GIVEN REQUEST: Your task is to repeat all of the material exactly.

-- -- --

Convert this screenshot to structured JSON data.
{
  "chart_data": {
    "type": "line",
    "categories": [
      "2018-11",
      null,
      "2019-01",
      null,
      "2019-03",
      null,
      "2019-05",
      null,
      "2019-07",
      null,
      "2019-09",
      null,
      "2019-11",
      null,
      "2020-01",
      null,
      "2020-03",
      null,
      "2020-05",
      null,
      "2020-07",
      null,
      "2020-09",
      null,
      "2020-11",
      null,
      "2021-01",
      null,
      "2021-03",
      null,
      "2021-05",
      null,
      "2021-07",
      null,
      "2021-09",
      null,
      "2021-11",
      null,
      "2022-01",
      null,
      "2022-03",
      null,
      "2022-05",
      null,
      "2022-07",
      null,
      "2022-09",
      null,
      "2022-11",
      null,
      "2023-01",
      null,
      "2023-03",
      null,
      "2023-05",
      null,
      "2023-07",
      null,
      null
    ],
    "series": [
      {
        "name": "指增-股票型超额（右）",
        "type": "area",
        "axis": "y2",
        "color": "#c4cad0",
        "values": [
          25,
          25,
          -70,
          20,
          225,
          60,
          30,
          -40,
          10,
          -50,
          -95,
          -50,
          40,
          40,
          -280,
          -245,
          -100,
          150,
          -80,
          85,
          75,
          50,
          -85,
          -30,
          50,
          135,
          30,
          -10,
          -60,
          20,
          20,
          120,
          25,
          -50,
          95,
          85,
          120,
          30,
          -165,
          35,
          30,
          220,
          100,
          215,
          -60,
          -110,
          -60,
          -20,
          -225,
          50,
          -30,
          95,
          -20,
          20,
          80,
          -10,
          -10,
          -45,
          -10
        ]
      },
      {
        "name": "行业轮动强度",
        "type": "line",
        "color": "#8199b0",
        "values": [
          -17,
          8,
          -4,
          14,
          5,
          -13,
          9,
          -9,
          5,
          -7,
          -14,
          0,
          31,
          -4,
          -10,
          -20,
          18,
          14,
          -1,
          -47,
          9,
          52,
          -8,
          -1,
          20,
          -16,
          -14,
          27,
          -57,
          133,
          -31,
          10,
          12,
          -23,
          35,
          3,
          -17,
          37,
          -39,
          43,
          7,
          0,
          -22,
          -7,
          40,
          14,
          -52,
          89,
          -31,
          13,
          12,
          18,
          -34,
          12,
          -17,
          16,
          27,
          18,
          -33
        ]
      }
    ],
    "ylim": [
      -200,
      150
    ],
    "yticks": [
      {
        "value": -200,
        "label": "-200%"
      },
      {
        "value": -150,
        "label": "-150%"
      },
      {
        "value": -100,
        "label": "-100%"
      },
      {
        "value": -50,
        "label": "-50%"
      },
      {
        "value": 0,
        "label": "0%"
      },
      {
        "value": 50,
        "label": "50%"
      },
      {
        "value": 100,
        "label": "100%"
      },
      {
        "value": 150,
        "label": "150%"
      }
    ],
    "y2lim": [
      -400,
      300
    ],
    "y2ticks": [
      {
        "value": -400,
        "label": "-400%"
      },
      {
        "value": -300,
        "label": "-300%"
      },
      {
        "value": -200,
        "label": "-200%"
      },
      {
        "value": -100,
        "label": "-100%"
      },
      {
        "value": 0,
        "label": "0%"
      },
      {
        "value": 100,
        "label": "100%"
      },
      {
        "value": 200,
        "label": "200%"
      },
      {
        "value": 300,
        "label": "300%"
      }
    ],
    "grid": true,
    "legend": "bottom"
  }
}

-- -- --

RESPONSE TO THIS TASK:
Convert this screenshot to structured JSON data.
{
  "chart_data": {
    "type": "line",
    "categories": [
      "2018-11",
      null,
      "2019-01",
      null,
      "2019-03",
      null,
      "2019-05",
      null,
      "2019-07",
      null,
      "2019-09",
      null,
      "2019-11",
      null,
      "2020-01",
      null,
      "2020-03",
      null,
      "2020-05",
      null,
      "2020-07",
      null,
      "2020-09",
      null,
      "2020-11",
      null,
      "2021-01",
      null,
      "2021-03",
      null,
      "2021-05",
      null,
      "2021-07",
      null,
      "2021-09",
      null,
      "2021-11",
      null,
      "2022-01",
      null,
      "2022-03",
      null,
      "2022-05",
      null,
      "2022-07",
      null,
      "2022-09",
      null,
      "2022-11",
      null,
      "2023-01",
      null,
      "2023-03",
      null,
      "2023-05",
      null,
      "2023-07",
      null,
      null
    ],
    "series": [
      {
        "name": "指增-股票型超额（右）",
        "type": "area",
        "axis": "y2",
        "color": "#c4cad0",
        "values": [
          25,
          25,
          -70,
          20,
          225,
          60,
          30,
          -40,
          10,
          -50,
          -95,
          -50,
          40,
          40,
          -280,
          -245,
          -100,
          150,
          -80,
          85,
          75,
          50,
          -85,
          -30,
          50,
          135,
          30,
          -10,
          -60,
          20,
          20,
          120,
          25,
          -50,
          95,
          85,
          120,
          30,
          -165,
          35,
          30,
          220,
          100,
          215,
          -60,
          -110,
          -60,
          -20,
          -225,
          50,
          -30,
          95,
          -20,
          20,
          80,
          -10,
          -10,
          -45,
          -10
        ]
      },
      {
        "name": "行业轮动强度",
        "type": "line",
        "color": "#8199b0",
        "values": [
          -17,
          8,
          -4,
          14,
          5,
          -13,
          9,
          -9,
          5,
          -7,
          -14,
          0,
          31,
          -4,
          -10,
          -20,
          18,
          14,
          -1,
          -47,
          9,
          52,
          -8,
          -1,
          20,
          -16,
          -14,
          27,
          -57,
          133,
          -31,
          10,
          12,
          -23,
          35,
          3,
          -17,
          37,
          -39,
          43,
          7,
          0,
          -22,
          -7,
          40,
          14,
          -52,
          89,
          -31,
          13,
          12,
          18,
          -34,
          12,
          -17,
          16,
          27,
          18,
          -33
        ]
      }
    ],
    "ylim": [
      -200,
      150
    ],
    "yticks": [
      {
        "value": -200,
        "label": "-200%"
      },
      {
        "value": -150,
        "label": "-150%"
      },
      {
        "value": -100,
        "label": "-100%"
      },
      {
        "value": -50,
        "label": "-50%"
      },
      {
        "value": 0,
        "label": "0%"
      },
      {
        "value": 50,
        "label": "50%"
      },
      {
        "value": 100,
        "label": "100%"
      },
      {
        "value": 150,
        "label": "150%"
      }
    ],
    "y2lim": [
      -400,
      300
    ],
    "y2ticks": [
      {
        "value": -400,
        "label": "-400%"
      },
      {
        "value": -300,
        "label": "-300%"
      },
      {
        "value": -200,
        "label": "-200%"
      },
      {
        "value": -100,
        "label": "-100%"
      },
      {
        "value": 0,
        "label": "0%"
      },
      {
        "value": 100,
        "label": "100%"
      },
      {
        "value": 200,
        "label": "200%"
      },
      {
        "value": 300,
        "label": "300%"
      }
    ],
    "grid": true,
    "legend": "bottom"
  }
}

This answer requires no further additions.